◆ INFORMATION SUPPLIED ◆
* Begin *

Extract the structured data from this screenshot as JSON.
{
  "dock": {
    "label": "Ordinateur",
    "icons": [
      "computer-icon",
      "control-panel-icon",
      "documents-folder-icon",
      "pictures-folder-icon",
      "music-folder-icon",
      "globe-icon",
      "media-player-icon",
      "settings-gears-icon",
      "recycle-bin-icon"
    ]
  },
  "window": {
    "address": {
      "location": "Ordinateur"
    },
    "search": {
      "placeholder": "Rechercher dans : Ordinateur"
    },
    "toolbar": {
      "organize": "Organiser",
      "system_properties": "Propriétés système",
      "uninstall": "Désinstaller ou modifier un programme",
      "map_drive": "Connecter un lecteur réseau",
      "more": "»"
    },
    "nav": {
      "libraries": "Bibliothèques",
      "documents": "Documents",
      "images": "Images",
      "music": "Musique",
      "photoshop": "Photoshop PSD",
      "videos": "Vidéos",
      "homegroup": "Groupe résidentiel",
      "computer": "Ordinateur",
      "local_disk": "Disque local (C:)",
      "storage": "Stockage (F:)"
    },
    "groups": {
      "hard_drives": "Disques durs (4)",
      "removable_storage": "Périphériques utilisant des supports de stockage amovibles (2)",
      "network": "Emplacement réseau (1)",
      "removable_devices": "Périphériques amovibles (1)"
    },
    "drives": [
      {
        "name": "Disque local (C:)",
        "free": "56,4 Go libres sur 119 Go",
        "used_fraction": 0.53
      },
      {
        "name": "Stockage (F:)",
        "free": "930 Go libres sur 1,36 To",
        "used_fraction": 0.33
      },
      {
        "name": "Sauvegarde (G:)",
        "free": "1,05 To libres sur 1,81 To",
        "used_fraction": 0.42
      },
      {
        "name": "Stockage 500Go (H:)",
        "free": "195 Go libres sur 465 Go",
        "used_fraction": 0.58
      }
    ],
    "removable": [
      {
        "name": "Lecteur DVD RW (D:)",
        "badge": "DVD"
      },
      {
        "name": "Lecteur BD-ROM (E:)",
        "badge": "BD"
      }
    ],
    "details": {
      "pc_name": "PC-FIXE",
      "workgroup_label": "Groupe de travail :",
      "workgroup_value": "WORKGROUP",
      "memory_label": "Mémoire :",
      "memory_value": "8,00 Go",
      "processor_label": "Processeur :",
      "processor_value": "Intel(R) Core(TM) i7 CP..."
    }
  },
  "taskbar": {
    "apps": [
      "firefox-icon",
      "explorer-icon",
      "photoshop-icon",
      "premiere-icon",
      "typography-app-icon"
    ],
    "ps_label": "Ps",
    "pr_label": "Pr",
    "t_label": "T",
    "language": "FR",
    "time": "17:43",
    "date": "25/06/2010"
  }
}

* End *
* Begin *

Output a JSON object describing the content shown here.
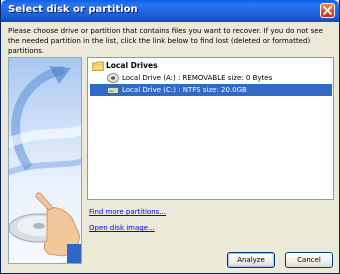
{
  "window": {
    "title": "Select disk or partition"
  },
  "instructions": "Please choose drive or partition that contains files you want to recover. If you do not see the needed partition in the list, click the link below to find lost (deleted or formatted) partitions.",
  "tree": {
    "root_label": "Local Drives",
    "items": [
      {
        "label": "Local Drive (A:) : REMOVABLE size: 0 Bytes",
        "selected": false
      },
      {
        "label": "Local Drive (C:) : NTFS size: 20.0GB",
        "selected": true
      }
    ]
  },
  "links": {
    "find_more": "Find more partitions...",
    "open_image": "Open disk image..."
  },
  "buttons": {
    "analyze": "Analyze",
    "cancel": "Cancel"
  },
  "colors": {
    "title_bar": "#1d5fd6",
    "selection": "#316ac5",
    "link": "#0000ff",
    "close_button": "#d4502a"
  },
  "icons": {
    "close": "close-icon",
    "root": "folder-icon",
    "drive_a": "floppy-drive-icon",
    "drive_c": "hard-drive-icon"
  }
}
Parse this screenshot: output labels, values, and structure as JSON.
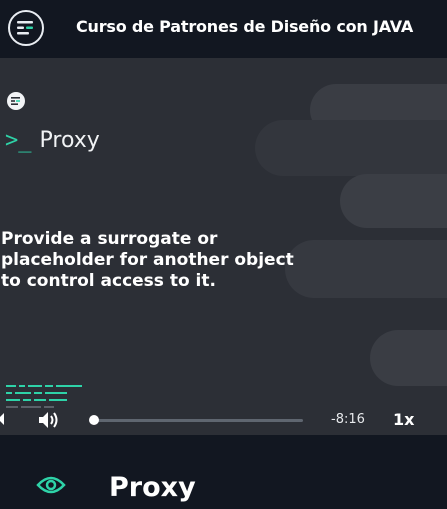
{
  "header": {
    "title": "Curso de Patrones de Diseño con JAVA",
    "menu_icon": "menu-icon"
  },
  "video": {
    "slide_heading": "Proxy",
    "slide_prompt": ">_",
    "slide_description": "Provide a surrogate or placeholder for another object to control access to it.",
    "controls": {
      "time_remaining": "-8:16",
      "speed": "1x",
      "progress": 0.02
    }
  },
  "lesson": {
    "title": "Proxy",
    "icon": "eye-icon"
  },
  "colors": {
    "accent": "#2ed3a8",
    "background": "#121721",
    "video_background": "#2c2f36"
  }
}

* End *

◆ GIVEN INSTRUCTION ◆
Identify the lines in the records above that contain the word "placeholder", then state how many there are and nothing more.

◆ COMPLETED EXERCISE ◆
2